─── Source material ───

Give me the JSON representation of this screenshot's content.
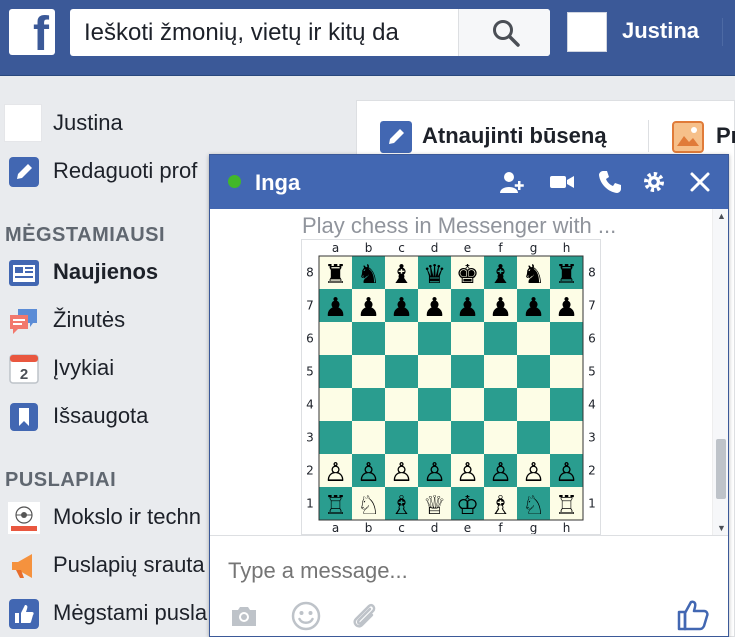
{
  "topbar": {
    "logo": "f",
    "search_value": "Ieškoti žmonių, vietų ir kitų da",
    "user_name": "Justina"
  },
  "sidebar": {
    "profile_name": "Justina",
    "edit_profile": "Redaguoti prof",
    "favorites_title": "MĖGSTAMIAUSI",
    "favorites": [
      {
        "label": "Naujienos",
        "icon": "news-feed-icon",
        "bold": true
      },
      {
        "label": "Žinutės",
        "icon": "messages-icon",
        "bold": false
      },
      {
        "label": "Įvykiai",
        "icon": "calendar-icon",
        "bold": false
      },
      {
        "label": "Išsaugota",
        "icon": "bookmark-icon",
        "bold": false
      }
    ],
    "calendar_day": "2",
    "pages_title": "PUSLAPIAI",
    "pages": [
      {
        "label": "Mokslo ir techn",
        "icon": "page-logo-icon"
      },
      {
        "label": "Puslapių srauta",
        "icon": "megaphone-icon"
      },
      {
        "label": "Mėgstami pusla",
        "icon": "like-icon"
      }
    ]
  },
  "composer": {
    "update_status": "Atnaujinti būseną",
    "photo_tab": "Pr"
  },
  "chat": {
    "contact_name": "Inga",
    "message_text": "Play chess in Messenger with ...",
    "input_placeholder": "Type a message...",
    "board": {
      "files": [
        "a",
        "b",
        "c",
        "d",
        "e",
        "f",
        "g",
        "h"
      ],
      "ranks": [
        "8",
        "7",
        "6",
        "5",
        "4",
        "3",
        "2",
        "1"
      ],
      "light_color": "#fdfde6",
      "dark_color": "#2a9d8f",
      "position": [
        [
          "♜",
          "♞",
          "♝",
          "♛",
          "♚",
          "♝",
          "♞",
          "♜"
        ],
        [
          "♟",
          "♟",
          "♟",
          "♟",
          "♟",
          "♟",
          "♟",
          "♟"
        ],
        [
          "",
          "",
          "",
          "",
          "",
          "",
          "",
          ""
        ],
        [
          "",
          "",
          "",
          "",
          "",
          "",
          "",
          ""
        ],
        [
          "",
          "",
          "",
          "",
          "",
          "",
          "",
          ""
        ],
        [
          "",
          "",
          "",
          "",
          "",
          "",
          "",
          ""
        ],
        [
          "♙",
          "♙",
          "♙",
          "♙",
          "♙",
          "♙",
          "♙",
          "♙"
        ],
        [
          "♖",
          "♘",
          "♗",
          "♕",
          "♔",
          "♗",
          "♘",
          "♖"
        ]
      ]
    }
  },
  "colors": {
    "brand": "#3b5998",
    "chat_header": "#4267b2",
    "online": "#42b72a"
  }
}
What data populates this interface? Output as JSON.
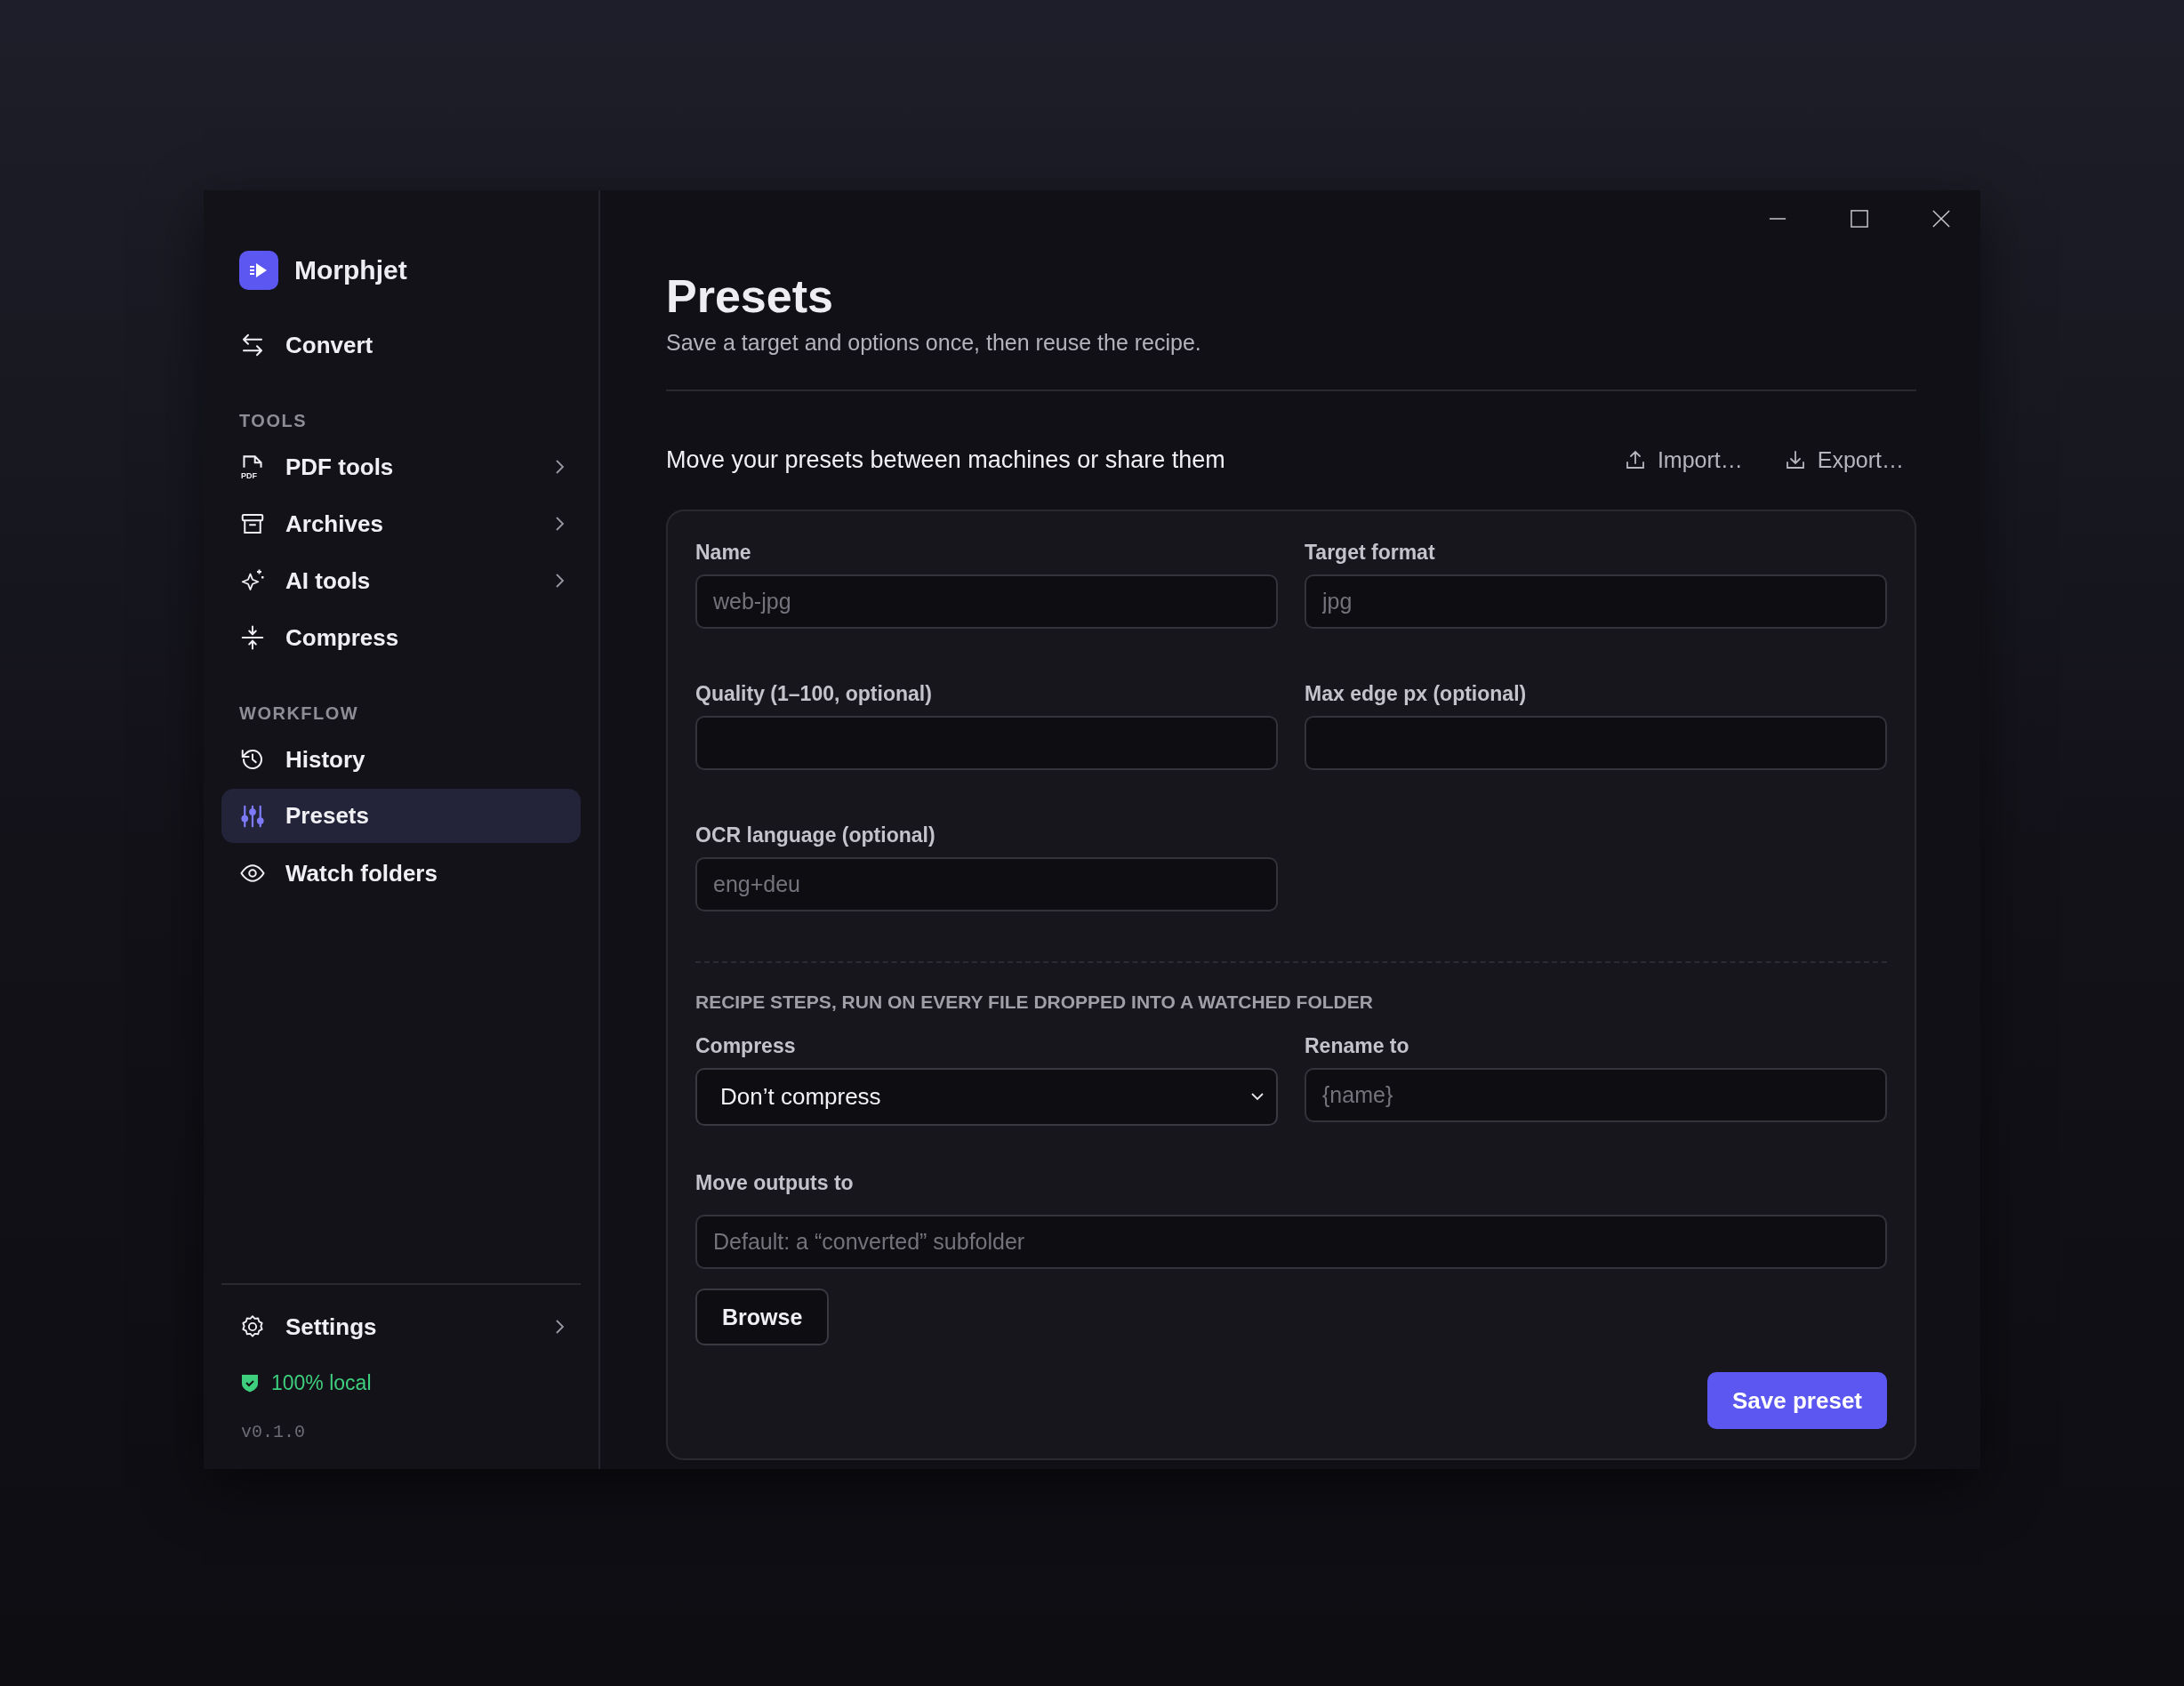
{
  "app": {
    "name": "Morphjet"
  },
  "nav": {
    "top": [
      {
        "label": "Convert",
        "selected": false,
        "expandable": false
      }
    ],
    "sections": [
      {
        "heading": "TOOLS",
        "items": [
          {
            "label": "PDF tools",
            "selected": false,
            "expandable": true,
            "icon_text": "PDF"
          },
          {
            "label": "Archives",
            "selected": false,
            "expandable": true
          },
          {
            "label": "AI tools",
            "selected": false,
            "expandable": true
          },
          {
            "label": "Compress",
            "selected": false,
            "expandable": false
          }
        ]
      },
      {
        "heading": "WORKFLOW",
        "items": [
          {
            "label": "History",
            "selected": false,
            "expandable": false
          },
          {
            "label": "Presets",
            "selected": true,
            "expandable": false
          },
          {
            "label": "Watch folders",
            "selected": false,
            "expandable": false
          }
        ]
      }
    ],
    "footer": {
      "settings": {
        "label": "Settings",
        "expandable": true
      },
      "status": "100% local",
      "version": "v0.1.0"
    }
  },
  "page": {
    "title": "Presets",
    "subtitle": "Save a target and options once, then reuse the recipe."
  },
  "share": {
    "text": "Move your presets between machines or share them",
    "buttons": [
      "Import…",
      "Export…"
    ]
  },
  "form": {
    "fields": [
      {
        "label": "Name",
        "kind": "text",
        "placeholder": "web-jpg"
      },
      {
        "label": "Target format",
        "kind": "text",
        "placeholder": "jpg"
      },
      {
        "label": "Quality (1–100, optional)",
        "kind": "text"
      },
      {
        "label": "Max edge px (optional)",
        "kind": "text"
      },
      {
        "label": "OCR language (optional)",
        "kind": "text",
        "placeholder": "eng+deu"
      }
    ],
    "recipe_heading": "RECIPE STEPS, RUN ON EVERY FILE DROPPED INTO A WATCHED FOLDER",
    "recipe_fields": [
      {
        "label": "Compress",
        "kind": "select",
        "value": "Don’t compress"
      },
      {
        "label": "Rename to",
        "kind": "text",
        "placeholder": "{name}"
      },
      {
        "label": "Move outputs to",
        "kind": "text",
        "wide": true,
        "placeholder": "Default: a “converted” subfolder"
      }
    ],
    "browse": "Browse",
    "save": "Save preset"
  }
}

───

Repeat each record exactly as shown above, dropping all images.

(Task solution)
Give me the JSON representation of this screenshot's content.
{
  "topbar": {
    "logo": "f",
    "search_value": "Ieškoti žmonių, vietų ir kitų da",
    "user_name": "Justina"
  },
  "sidebar": {
    "profile_name": "Justina",
    "edit_profile": "Redaguoti prof",
    "favorites_title": "MĖGSTAMIAUSI",
    "favorites": [
      {
        "label": "Naujienos",
        "icon": "news-feed-icon",
        "bold": true
      },
      {
        "label": "Žinutės",
        "icon": "messages-icon",
        "bold": false
      },
      {
        "label": "Įvykiai",
        "icon": "calendar-icon",
        "bold": false
      },
      {
        "label": "Išsaugota",
        "icon": "bookmark-icon",
        "bold": false
      }
    ],
    "calendar_day": "2",
    "pages_title": "PUSLAPIAI",
    "pages": [
      {
        "label": "Mokslo ir techn",
        "icon": "page-logo-icon"
      },
      {
        "label": "Puslapių srauta",
        "icon": "megaphone-icon"
      },
      {
        "label": "Mėgstami pusla",
        "icon": "like-icon"
      }
    ]
  },
  "composer": {
    "update_status": "Atnaujinti būseną",
    "photo_tab": "Pr"
  },
  "chat": {
    "contact_name": "Inga",
    "message_text": "Play chess in Messenger with ...",
    "input_placeholder": "Type a message...",
    "board": {
      "files": [
        "a",
        "b",
        "c",
        "d",
        "e",
        "f",
        "g",
        "h"
      ],
      "ranks": [
        "8",
        "7",
        "6",
        "5",
        "4",
        "3",
        "2",
        "1"
      ],
      "light_color": "#fdfde6",
      "dark_color": "#2a9d8f",
      "position": [
        [
          "♜",
          "♞",
          "♝",
          "♛",
          "♚",
          "♝",
          "♞",
          "♜"
        ],
        [
          "♟",
          "♟",
          "♟",
          "♟",
          "♟",
          "♟",
          "♟",
          "♟"
        ],
        [
          "",
          "",
          "",
          "",
          "",
          "",
          "",
          ""
        ],
        [
          "",
          "",
          "",
          "",
          "",
          "",
          "",
          ""
        ],
        [
          "",
          "",
          "",
          "",
          "",
          "",
          "",
          ""
        ],
        [
          "",
          "",
          "",
          "",
          "",
          "",
          "",
          ""
        ],
        [
          "♙",
          "♙",
          "♙",
          "♙",
          "♙",
          "♙",
          "♙",
          "♙"
        ],
        [
          "♖",
          "♘",
          "♗",
          "♕",
          "♔",
          "♗",
          "♘",
          "♖"
        ]
      ]
    }
  },
  "colors": {
    "brand": "#3b5998",
    "chat_header": "#4267b2",
    "online": "#42b72a"
  }
}
What data populates this interface? Output as JSON.
{
  "app": {
    "name": "Morphjet"
  },
  "nav": {
    "top": [
      {
        "label": "Convert",
        "selected": false,
        "expandable": false
      }
    ],
    "sections": [
      {
        "heading": "TOOLS",
        "items": [
          {
            "label": "PDF tools",
            "selected": false,
            "expandable": true,
            "icon_text": "PDF"
          },
          {
            "label": "Archives",
            "selected": false,
            "expandable": true
          },
          {
            "label": "AI tools",
            "selected": false,
            "expandable": true
          },
          {
            "label": "Compress",
            "selected": false,
            "expandable": false
          }
        ]
      },
      {
        "heading": "WORKFLOW",
        "items": [
          {
            "label": "History",
            "selected": false,
            "expandable": false
          },
          {
            "label": "Presets",
            "selected": true,
            "expandable": false
          },
          {
            "label": "Watch folders",
            "selected": false,
            "expandable": false
          }
        ]
      }
    ],
    "footer": {
      "settings": {
        "label": "Settings",
        "expandable": true
      },
      "status": "100% local",
      "version": "v0.1.0"
    }
  },
  "page": {
    "title": "Presets",
    "subtitle": "Save a target and options once, then reuse the recipe."
  },
  "share": {
    "text": "Move your presets between machines or share them",
    "buttons": [
      "Import…",
      "Export…"
    ]
  },
  "form": {
    "fields": [
      {
        "label": "Name",
        "kind": "text",
        "placeholder": "web-jpg"
      },
      {
        "label": "Target format",
        "kind": "text",
        "placeholder": "jpg"
      },
      {
        "label": "Quality (1–100, optional)",
        "kind": "text"
      },
      {
        "label": "Max edge px (optional)",
        "kind": "text"
      },
      {
        "label": "OCR language (optional)",
        "kind": "text",
        "placeholder": "eng+deu"
      }
    ],
    "recipe_heading": "RECIPE STEPS, RUN ON EVERY FILE DROPPED INTO A WATCHED FOLDER",
    "recipe_fields": [
      {
        "label": "Compress",
        "kind": "select",
        "value": "Don’t compress"
      },
      {
        "label": "Rename to",
        "kind": "text",
        "placeholder": "{name}"
      },
      {
        "label": "Move outputs to",
        "kind": "text",
        "wide": true,
        "placeholder": "Default: a “converted” subfolder"
      }
    ],
    "browse": "Browse",
    "save": "Save preset"
  }
}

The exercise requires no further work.